Stored dataset items:
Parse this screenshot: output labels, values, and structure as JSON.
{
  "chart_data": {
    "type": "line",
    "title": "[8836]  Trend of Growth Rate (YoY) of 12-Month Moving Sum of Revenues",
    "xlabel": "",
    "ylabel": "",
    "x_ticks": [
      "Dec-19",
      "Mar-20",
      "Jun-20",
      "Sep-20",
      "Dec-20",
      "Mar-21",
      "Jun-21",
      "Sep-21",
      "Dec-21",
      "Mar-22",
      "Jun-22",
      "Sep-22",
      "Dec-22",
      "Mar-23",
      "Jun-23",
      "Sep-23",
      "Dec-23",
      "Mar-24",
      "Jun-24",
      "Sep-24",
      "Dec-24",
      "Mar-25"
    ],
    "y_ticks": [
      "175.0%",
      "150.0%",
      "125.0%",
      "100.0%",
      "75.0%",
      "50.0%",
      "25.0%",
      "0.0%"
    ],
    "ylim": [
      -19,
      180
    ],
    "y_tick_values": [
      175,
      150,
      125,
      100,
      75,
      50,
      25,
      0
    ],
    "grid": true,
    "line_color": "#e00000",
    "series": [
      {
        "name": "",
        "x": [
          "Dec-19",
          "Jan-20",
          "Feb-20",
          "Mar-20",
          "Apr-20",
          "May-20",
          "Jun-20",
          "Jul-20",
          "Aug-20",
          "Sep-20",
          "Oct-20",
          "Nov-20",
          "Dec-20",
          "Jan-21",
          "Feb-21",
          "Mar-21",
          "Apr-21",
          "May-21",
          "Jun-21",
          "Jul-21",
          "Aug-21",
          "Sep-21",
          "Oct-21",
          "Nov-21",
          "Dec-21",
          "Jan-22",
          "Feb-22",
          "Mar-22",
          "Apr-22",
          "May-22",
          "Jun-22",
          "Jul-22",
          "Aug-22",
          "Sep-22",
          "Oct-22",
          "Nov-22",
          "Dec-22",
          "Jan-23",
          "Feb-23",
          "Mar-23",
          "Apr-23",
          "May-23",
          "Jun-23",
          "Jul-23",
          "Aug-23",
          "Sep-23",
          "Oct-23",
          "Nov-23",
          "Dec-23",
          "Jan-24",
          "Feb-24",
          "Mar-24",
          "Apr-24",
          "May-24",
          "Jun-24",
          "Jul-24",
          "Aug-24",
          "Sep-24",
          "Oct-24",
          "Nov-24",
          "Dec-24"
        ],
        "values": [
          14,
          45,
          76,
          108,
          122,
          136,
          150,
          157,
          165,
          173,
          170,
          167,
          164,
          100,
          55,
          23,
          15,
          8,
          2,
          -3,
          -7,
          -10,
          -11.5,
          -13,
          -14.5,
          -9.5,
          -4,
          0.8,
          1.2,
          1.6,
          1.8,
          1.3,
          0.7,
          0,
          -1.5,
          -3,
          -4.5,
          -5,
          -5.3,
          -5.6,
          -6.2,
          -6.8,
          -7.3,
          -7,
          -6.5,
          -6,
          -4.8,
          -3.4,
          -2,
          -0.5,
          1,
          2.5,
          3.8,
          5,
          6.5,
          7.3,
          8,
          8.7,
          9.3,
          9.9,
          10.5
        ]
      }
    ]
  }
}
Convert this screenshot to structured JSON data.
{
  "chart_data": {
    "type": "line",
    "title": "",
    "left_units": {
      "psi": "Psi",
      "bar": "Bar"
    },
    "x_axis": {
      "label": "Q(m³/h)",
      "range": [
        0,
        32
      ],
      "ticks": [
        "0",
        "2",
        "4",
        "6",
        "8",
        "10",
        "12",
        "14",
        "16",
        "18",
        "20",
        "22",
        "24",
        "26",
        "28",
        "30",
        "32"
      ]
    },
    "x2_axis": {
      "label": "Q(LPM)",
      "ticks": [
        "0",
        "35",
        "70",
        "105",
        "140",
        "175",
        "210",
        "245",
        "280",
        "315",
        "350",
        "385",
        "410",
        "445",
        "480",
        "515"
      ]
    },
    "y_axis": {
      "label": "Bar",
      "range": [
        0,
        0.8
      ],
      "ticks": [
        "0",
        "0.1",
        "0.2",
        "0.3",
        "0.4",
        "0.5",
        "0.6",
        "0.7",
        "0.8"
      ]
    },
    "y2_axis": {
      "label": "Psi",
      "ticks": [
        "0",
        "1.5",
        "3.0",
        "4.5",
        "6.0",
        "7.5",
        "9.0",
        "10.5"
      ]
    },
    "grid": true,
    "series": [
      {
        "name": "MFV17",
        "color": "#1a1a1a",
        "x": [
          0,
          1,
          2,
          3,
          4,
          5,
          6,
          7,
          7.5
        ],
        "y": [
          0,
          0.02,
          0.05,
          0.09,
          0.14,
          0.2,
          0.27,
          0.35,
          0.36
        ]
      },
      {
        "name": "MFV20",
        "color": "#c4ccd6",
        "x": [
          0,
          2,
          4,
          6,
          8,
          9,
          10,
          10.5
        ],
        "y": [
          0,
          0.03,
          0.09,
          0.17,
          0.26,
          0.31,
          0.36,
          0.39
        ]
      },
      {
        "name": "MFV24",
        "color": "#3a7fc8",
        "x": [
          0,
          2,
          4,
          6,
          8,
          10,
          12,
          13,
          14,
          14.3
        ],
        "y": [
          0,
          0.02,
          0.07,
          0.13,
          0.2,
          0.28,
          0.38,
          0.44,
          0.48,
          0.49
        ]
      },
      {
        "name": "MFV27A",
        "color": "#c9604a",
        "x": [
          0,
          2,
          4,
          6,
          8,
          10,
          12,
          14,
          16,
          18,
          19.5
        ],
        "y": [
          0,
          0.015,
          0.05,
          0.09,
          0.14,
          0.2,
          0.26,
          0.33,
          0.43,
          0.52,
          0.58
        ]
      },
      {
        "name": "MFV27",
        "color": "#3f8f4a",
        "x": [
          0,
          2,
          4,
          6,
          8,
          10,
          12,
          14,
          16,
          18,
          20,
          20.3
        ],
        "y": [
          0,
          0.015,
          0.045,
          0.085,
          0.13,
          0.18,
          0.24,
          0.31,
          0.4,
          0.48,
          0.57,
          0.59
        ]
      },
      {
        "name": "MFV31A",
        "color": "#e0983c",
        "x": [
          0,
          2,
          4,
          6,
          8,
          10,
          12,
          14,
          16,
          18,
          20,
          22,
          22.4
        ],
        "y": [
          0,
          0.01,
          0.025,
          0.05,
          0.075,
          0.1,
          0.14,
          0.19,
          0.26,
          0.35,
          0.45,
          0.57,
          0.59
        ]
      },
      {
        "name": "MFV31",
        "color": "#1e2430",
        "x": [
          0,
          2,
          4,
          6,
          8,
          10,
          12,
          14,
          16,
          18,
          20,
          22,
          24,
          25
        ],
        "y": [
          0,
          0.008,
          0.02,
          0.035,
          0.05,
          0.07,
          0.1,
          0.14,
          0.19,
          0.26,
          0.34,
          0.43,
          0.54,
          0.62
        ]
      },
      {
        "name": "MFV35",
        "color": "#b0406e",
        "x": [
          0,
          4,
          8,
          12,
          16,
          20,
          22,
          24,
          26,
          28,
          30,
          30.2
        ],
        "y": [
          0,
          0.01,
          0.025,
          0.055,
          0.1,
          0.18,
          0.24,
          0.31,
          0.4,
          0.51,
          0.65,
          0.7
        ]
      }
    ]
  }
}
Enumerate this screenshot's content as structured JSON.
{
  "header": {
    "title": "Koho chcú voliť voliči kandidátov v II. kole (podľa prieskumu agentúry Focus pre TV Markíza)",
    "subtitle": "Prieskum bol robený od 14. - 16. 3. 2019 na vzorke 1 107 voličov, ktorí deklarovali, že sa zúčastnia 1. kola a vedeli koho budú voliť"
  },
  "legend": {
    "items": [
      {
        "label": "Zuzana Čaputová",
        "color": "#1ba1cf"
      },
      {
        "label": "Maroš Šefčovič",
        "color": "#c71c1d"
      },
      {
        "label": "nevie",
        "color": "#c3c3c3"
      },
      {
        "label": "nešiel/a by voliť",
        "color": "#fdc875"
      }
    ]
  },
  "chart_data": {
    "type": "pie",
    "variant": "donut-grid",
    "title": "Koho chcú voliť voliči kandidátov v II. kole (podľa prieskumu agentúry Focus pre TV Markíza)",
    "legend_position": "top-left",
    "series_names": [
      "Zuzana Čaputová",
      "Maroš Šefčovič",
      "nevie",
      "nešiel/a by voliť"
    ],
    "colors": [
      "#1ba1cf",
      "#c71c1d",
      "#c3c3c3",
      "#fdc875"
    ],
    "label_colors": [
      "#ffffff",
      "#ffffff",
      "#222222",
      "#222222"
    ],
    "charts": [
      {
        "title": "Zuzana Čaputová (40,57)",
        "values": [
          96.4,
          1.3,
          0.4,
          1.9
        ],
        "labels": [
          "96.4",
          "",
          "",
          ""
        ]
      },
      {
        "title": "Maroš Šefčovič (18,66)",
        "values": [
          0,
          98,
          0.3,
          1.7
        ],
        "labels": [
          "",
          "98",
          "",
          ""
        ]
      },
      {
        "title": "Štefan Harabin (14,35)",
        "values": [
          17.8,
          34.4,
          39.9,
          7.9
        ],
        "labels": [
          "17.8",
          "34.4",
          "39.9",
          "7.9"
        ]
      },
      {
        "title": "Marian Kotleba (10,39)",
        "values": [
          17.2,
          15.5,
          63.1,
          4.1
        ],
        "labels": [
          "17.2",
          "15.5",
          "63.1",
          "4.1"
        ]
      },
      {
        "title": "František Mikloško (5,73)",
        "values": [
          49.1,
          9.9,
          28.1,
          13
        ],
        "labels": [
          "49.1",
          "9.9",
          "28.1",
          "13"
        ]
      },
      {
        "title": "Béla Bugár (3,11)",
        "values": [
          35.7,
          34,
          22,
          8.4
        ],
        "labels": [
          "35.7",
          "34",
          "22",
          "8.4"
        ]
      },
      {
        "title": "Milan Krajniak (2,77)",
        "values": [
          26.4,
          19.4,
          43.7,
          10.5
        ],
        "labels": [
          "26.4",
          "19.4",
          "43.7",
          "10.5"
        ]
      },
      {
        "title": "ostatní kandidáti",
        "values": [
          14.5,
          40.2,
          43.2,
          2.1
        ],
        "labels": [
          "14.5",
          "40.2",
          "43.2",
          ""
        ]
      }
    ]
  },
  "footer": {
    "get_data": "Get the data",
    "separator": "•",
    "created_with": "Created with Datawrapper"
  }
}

**The request**
Return only the number of lines in the data that contain "structured".

**Solution to this exercise**
2